◆ **EXTRACT**
::::::::
# Urdu: کالعدم حرکت المجاہدین



## teaboy

What is the translation or name in English by which this group is known? It is not obvious to me.


----------



## marrish

Now, this is a tough question.
I am not sure of my English to begin with. I don't know either which translation functions in English because I'm not interested in it.

Harkat you translate as a movement;
for the translation of mujaahidiin, I think it is more of a matter for an Arabic forum. My interpretation is people who fight with their own vices.


----------



## Qureshpor

teaboy said:


> What is the translation or name in English by which this group is known? It is not obvious to me.



Extinct Mujaahidiin Movement/Nul and void Mujaahidiin Movement

If you keep asking such questions we will all end up at a certain bay!
::::::::
Labeled region entries
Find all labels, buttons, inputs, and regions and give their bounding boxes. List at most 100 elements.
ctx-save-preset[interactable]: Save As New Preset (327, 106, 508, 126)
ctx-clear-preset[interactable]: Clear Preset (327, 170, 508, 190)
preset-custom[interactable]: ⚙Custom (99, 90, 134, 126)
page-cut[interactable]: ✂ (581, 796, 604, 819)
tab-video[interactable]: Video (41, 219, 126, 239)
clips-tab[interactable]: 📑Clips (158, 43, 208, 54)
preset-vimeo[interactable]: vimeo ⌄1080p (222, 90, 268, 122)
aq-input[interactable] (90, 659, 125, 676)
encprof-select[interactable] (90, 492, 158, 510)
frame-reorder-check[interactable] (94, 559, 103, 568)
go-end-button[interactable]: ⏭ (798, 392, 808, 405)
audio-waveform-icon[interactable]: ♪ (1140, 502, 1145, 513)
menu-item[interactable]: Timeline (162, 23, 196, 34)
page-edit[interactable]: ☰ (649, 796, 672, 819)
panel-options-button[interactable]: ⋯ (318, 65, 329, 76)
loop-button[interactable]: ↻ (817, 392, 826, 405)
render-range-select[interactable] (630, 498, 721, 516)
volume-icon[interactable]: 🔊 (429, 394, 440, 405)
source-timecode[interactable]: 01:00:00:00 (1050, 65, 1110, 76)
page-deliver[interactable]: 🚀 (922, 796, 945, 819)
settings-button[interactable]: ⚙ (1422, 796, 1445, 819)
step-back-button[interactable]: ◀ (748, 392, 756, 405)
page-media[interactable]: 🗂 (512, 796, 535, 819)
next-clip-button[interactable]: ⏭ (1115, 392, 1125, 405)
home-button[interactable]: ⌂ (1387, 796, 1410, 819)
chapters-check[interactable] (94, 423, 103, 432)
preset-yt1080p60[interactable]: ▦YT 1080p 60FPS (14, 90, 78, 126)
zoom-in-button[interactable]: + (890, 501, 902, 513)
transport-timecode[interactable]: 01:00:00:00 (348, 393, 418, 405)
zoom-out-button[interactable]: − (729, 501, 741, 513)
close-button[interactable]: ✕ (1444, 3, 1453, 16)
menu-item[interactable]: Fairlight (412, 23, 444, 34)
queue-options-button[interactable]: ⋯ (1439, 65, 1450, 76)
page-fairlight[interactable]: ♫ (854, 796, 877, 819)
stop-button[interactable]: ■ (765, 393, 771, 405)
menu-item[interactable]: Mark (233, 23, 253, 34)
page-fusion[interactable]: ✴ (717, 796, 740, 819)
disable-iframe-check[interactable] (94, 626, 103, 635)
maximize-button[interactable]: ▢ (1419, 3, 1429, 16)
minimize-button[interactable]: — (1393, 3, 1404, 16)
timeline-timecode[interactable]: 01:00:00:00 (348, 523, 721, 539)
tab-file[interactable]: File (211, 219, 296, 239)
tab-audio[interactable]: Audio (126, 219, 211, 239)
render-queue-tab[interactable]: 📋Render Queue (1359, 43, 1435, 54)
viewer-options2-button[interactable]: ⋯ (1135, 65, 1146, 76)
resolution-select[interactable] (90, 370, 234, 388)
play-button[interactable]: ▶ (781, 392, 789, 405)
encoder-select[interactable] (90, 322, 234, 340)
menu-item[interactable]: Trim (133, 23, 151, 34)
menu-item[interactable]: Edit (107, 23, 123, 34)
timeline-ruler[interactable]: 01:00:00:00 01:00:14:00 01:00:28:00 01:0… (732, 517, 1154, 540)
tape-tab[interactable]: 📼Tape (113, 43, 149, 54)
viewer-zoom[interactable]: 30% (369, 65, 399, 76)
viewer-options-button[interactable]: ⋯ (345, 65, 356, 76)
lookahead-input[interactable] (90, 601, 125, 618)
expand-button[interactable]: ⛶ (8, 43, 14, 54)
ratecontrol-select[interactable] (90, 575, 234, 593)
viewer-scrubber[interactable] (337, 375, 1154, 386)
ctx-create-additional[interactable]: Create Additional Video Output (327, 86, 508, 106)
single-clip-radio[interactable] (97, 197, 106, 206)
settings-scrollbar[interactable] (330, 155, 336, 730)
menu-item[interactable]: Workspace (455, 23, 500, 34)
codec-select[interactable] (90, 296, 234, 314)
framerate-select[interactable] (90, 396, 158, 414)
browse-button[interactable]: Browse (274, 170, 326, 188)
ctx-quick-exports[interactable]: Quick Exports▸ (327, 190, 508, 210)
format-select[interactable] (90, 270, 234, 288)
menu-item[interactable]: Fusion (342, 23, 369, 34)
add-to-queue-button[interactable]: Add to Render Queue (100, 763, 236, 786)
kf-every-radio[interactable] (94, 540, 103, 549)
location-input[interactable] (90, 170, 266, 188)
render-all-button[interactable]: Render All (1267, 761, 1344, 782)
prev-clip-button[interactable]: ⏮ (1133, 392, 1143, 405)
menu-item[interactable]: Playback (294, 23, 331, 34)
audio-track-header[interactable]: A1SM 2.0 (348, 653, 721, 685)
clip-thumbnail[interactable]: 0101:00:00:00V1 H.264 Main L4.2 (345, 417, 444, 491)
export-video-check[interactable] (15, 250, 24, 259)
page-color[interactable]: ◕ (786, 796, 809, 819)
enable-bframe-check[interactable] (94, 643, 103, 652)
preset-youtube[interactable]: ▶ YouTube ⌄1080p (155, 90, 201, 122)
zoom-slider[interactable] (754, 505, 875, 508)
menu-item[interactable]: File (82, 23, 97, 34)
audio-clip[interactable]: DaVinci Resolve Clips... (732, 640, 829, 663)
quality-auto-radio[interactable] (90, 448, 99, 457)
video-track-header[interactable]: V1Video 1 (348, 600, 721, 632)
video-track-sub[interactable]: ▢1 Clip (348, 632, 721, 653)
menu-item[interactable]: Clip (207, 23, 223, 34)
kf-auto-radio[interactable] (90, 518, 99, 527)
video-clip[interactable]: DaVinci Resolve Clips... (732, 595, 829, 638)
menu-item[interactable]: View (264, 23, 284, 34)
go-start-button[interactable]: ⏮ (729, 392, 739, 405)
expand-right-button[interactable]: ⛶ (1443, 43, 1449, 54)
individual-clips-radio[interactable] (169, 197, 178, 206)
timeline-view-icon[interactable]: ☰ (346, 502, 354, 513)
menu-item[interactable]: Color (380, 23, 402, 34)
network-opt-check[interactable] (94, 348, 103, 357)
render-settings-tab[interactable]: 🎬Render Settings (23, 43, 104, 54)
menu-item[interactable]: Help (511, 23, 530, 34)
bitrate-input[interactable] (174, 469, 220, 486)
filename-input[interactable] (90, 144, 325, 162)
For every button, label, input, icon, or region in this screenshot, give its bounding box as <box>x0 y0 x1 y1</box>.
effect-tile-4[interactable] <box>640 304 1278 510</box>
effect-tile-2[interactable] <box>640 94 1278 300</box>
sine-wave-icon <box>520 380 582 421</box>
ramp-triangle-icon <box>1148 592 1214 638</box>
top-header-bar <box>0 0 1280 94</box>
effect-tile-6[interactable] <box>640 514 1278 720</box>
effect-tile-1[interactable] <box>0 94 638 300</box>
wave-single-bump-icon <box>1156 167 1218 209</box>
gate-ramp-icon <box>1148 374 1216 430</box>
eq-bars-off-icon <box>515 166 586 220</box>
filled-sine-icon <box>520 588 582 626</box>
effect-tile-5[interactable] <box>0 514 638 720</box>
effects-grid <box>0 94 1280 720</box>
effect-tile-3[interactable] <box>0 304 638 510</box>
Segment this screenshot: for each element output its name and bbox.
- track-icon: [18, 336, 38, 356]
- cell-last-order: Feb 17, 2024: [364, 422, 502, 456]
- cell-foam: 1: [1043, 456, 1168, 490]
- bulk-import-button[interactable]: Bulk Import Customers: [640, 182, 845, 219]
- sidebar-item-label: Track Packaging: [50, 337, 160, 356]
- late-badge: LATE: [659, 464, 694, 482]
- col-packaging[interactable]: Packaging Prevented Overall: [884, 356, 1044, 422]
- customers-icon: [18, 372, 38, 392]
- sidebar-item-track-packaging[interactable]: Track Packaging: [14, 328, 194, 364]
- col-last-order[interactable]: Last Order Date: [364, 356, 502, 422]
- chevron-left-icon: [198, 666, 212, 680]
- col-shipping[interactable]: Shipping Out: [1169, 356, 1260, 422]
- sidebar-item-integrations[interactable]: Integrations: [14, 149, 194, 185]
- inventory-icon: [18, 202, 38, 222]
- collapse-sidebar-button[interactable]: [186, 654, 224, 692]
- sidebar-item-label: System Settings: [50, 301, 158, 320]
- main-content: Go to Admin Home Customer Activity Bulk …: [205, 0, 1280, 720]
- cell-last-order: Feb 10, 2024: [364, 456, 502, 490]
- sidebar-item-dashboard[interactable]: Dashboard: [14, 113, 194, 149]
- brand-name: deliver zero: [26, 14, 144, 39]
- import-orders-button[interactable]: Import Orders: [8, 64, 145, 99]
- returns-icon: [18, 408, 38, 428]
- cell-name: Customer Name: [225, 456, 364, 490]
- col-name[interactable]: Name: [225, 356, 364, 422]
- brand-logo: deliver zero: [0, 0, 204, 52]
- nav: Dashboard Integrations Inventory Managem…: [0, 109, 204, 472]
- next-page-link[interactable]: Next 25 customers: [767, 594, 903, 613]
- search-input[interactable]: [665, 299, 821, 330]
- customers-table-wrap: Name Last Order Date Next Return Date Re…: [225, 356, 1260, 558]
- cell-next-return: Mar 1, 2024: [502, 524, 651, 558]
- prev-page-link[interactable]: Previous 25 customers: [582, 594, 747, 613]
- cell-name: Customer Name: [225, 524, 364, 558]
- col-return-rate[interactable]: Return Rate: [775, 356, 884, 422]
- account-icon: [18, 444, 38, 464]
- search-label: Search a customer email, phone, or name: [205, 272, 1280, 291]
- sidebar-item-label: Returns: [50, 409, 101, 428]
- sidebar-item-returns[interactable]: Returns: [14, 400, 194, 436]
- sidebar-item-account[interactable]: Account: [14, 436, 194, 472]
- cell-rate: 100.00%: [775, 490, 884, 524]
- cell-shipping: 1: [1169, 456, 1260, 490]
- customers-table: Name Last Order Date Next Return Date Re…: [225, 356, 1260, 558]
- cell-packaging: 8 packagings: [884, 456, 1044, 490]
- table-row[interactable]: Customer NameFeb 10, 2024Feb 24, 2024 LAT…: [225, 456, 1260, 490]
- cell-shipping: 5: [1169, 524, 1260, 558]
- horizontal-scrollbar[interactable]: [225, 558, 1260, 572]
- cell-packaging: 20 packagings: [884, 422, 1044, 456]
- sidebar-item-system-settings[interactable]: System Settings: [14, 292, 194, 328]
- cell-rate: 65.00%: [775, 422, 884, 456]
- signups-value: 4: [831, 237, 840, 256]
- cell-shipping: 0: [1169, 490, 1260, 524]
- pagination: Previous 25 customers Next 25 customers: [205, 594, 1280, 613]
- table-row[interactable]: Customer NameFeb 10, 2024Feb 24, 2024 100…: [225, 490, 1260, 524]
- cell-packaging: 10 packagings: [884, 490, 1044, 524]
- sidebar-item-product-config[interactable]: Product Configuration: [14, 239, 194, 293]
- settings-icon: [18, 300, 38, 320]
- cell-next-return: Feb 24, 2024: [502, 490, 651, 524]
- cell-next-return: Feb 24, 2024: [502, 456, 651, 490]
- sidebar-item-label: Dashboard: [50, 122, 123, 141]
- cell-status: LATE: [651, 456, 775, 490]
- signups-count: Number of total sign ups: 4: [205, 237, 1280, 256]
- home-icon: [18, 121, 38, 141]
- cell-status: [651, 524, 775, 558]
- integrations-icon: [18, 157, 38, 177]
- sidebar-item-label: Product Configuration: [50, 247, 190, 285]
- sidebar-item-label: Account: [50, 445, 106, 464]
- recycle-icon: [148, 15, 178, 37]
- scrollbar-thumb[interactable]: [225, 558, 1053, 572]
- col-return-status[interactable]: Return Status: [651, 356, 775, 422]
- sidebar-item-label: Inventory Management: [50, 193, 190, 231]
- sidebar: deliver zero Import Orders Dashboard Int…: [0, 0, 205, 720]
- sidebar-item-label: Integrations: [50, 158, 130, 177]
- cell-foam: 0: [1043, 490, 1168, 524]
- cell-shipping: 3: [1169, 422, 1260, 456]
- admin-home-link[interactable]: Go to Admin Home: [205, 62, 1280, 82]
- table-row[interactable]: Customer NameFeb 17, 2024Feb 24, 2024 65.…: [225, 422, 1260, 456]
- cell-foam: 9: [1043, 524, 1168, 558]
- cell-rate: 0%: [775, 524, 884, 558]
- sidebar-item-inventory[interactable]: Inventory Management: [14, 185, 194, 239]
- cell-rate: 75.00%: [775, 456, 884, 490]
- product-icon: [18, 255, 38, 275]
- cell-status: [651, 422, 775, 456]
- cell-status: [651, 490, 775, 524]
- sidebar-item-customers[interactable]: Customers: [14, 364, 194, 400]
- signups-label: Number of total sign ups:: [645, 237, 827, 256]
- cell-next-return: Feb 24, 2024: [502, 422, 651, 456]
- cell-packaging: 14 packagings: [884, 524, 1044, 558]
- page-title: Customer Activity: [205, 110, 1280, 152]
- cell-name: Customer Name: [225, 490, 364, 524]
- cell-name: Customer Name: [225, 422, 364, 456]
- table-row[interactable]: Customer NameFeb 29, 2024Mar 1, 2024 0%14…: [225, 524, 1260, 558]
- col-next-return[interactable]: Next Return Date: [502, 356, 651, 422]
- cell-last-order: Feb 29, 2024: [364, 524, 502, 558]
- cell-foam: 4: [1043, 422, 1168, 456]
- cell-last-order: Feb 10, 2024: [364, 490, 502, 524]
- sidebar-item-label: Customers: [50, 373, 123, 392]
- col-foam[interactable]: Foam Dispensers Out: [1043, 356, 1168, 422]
::::::::
◆ **OBJECTIVE**
Decide whether each statement below agrees with the forum thread on the Urdu group name above, answering yes or no and quoting the deciding words of the thread. 1. marrish renders "Harkat" as a movement. 2. Qureshpor proposes "Extinct Mujaahidiin Movement" as one rendering. 3. marrish expresses an interest in which translation functions in English.

◆ **COMPLETE ANSWER**
1. Yes: "Harkat you translate as a movement;"
2. Yes: "Extinct Mujaahidiin Movement/Nul and void Mujaahidiin Movement"
3. No: "I don't know either which translation functions in English because I'm not interested in it."